■ GIVEN REQUEST
Repeat the records exactly. Every line must match.

======== RECORDS PROVIDED ========

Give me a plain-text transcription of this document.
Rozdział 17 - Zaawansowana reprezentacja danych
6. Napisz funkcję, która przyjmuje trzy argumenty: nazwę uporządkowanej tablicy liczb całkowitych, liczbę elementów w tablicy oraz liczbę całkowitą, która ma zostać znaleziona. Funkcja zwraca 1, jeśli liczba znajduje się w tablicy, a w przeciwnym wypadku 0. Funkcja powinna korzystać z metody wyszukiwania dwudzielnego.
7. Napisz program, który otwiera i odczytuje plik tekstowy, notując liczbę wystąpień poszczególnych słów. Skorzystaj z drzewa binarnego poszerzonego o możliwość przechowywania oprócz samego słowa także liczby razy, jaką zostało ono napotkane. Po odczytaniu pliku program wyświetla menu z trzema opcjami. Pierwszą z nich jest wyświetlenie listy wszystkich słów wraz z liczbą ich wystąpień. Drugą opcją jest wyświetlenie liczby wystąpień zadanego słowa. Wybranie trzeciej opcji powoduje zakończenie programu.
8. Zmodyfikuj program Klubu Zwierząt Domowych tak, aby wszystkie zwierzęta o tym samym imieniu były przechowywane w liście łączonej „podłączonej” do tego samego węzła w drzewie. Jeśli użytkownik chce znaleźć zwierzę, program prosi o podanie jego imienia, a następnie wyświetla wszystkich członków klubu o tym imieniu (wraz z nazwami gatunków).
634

========

■ EXERCISE SOLUTION
Give me a plain-text transcription of this document.
Rozdział 17 - Zaawansowana reprezentacja danych
6. Napisz funkcję, która przyjmuje trzy argumenty: nazwę uporządkowanej tablicy liczb całkowitych, liczbę elementów w tablicy oraz liczbę całkowitą, która ma zostać znaleziona. Funkcja zwraca 1, jeśli liczba znajduje się w tablicy, a w przeciwnym wypadku 0. Funkcja powinna korzystać z metody wyszukiwania dwudzielnego.
7. Napisz program, który otwiera i odczytuje plik tekstowy, notując liczbę wystąpień poszczególnych słów. Skorzystaj z drzewa binarnego poszerzonego o możliwość przechowywania oprócz samego słowa także liczby razy, jaką zostało ono napotkane. Po odczytaniu pliku program wyświetla menu z trzema opcjami. Pierwszą z nich jest wyświetlenie listy wszystkich słów wraz z liczbą ich wystąpień. Drugą opcją jest wyświetlenie liczby wystąpień zadanego słowa. Wybranie trzeciej opcji powoduje zakończenie programu.
8. Zmodyfikuj program Klubu Zwierząt Domowych tak, aby wszystkie zwierzęta o tym samym imieniu były przechowywane w liście łączonej „podłączonej” do tego samego węzła w drzewie. Jeśli użytkownik chce znaleźć zwierzę, program prosi o podanie jego imienia, a następnie wyświetla wszystkich członków klubu o tym imieniu (wraz z nazwami gatunków).
634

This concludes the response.